**WORK REQUIRED**
Return each line of the listing that contains the string "marker".

Records from a collection of figures
==================================================
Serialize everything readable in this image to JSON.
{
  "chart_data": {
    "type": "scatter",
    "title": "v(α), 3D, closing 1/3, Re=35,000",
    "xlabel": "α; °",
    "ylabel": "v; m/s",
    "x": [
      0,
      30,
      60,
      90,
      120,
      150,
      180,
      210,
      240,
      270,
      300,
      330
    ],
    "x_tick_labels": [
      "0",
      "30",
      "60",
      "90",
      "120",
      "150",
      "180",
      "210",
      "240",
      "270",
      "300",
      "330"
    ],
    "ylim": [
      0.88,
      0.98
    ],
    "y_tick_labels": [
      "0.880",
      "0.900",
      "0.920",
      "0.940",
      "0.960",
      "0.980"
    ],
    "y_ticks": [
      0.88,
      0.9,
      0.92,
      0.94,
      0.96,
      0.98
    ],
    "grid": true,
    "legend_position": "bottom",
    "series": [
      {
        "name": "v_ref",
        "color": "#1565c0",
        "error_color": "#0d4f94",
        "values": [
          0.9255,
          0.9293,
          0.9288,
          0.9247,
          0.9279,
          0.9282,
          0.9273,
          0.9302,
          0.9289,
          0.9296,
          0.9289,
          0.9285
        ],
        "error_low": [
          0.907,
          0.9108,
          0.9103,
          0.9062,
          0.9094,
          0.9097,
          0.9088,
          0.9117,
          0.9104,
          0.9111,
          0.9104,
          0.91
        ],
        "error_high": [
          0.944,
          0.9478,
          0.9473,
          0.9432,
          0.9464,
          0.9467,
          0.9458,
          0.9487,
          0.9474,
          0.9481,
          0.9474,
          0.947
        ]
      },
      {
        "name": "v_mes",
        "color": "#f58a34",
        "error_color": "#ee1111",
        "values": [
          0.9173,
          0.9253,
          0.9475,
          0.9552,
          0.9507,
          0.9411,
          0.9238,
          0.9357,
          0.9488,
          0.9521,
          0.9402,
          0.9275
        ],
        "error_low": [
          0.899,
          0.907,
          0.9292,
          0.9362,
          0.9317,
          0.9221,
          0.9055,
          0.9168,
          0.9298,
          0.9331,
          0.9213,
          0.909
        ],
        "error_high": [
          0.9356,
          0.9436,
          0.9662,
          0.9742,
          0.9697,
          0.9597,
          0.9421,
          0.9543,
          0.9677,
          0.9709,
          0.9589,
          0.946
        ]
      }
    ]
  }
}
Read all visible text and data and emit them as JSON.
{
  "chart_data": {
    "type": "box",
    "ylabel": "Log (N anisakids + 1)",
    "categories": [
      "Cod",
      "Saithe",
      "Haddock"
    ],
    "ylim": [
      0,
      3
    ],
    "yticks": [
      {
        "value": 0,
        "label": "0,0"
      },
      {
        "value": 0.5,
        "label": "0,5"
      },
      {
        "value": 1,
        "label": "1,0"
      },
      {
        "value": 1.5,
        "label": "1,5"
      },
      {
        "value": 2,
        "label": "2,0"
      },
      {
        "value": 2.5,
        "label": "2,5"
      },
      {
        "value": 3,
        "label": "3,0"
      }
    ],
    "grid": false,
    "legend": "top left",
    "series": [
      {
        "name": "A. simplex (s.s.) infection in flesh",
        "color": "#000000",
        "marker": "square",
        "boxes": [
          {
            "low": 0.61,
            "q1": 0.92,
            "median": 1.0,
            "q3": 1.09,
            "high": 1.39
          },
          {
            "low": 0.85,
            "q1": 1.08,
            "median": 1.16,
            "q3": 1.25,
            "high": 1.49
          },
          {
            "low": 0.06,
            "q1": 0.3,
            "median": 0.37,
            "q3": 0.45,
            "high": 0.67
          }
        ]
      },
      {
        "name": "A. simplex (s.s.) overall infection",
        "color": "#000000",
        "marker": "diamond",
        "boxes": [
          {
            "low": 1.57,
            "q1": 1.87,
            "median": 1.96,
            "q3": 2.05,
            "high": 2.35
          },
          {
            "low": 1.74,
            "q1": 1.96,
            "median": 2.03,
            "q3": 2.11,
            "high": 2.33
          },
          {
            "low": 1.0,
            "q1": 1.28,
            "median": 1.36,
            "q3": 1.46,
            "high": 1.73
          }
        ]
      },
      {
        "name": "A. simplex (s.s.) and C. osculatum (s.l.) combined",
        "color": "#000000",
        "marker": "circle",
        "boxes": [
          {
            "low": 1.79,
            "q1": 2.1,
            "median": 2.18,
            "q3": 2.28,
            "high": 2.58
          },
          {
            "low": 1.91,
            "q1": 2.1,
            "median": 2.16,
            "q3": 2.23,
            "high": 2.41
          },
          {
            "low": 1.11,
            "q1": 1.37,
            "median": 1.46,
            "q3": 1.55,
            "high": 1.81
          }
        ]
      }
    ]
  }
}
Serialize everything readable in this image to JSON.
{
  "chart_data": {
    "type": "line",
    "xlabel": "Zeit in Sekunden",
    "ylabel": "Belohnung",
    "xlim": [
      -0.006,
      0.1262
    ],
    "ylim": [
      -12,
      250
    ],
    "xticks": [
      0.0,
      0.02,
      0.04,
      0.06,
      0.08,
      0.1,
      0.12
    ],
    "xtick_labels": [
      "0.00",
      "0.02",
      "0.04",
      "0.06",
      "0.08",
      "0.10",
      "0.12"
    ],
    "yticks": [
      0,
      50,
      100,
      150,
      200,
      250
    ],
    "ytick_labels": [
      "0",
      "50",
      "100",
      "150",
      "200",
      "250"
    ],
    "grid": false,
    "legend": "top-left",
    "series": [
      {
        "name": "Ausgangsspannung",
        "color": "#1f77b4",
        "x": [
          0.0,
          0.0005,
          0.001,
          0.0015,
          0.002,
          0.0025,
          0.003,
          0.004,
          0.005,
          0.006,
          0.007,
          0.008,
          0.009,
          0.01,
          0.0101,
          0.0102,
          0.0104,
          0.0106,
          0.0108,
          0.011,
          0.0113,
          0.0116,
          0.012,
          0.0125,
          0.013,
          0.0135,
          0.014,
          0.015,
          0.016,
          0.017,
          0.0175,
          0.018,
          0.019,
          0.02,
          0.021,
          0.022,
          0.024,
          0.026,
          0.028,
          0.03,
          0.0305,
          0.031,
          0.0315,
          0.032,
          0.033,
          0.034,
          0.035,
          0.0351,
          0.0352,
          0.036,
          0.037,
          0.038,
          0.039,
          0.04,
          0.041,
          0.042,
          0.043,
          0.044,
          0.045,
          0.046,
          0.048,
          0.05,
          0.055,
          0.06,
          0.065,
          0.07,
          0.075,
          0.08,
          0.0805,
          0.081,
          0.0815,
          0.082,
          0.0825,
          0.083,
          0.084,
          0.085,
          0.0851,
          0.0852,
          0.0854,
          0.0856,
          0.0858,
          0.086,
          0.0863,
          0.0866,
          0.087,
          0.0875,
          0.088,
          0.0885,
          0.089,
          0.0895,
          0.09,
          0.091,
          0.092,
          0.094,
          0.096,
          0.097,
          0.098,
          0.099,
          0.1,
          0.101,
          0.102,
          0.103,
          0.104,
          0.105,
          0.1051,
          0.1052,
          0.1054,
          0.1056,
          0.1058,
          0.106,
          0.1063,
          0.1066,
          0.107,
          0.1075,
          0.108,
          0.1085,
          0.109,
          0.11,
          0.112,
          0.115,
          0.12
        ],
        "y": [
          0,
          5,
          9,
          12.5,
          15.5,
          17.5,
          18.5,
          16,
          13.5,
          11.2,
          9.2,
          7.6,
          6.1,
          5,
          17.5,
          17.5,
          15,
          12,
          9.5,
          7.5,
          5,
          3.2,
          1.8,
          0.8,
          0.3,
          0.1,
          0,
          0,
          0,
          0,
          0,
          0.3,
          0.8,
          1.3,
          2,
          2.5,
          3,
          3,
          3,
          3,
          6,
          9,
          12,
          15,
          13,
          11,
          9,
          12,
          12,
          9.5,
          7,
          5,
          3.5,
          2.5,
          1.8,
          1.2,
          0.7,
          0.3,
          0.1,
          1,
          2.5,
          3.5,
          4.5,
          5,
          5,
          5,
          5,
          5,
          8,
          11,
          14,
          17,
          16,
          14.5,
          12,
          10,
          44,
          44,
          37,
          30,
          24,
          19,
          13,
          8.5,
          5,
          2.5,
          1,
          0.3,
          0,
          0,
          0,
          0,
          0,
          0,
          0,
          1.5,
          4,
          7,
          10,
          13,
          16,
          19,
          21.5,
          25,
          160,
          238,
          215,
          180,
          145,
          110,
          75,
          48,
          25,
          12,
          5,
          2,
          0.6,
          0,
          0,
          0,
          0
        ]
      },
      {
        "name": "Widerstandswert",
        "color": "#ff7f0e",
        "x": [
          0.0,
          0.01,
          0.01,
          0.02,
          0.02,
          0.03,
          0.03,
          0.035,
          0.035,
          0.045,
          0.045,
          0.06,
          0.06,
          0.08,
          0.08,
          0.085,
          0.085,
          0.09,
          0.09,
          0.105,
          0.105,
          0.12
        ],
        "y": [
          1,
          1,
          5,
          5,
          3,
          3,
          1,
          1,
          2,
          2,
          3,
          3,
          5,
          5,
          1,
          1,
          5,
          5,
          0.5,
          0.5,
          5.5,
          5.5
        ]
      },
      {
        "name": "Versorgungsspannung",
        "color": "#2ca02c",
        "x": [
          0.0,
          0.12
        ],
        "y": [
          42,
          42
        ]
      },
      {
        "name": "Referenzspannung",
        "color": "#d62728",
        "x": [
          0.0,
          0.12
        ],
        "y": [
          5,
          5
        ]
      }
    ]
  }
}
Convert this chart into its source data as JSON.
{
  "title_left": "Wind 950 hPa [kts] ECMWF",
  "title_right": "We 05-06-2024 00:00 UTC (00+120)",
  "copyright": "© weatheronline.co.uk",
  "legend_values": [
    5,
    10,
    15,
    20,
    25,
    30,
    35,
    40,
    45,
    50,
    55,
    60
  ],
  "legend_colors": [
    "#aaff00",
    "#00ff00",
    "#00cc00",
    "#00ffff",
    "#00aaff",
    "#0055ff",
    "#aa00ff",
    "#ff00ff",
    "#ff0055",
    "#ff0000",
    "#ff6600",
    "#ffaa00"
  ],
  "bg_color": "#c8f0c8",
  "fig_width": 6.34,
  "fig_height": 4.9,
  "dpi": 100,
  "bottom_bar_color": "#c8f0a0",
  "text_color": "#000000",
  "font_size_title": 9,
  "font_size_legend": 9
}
==================================================
**FINISHED ANSWER**
        "marker": "square",
        "marker": "diamond",
        "marker": "circle",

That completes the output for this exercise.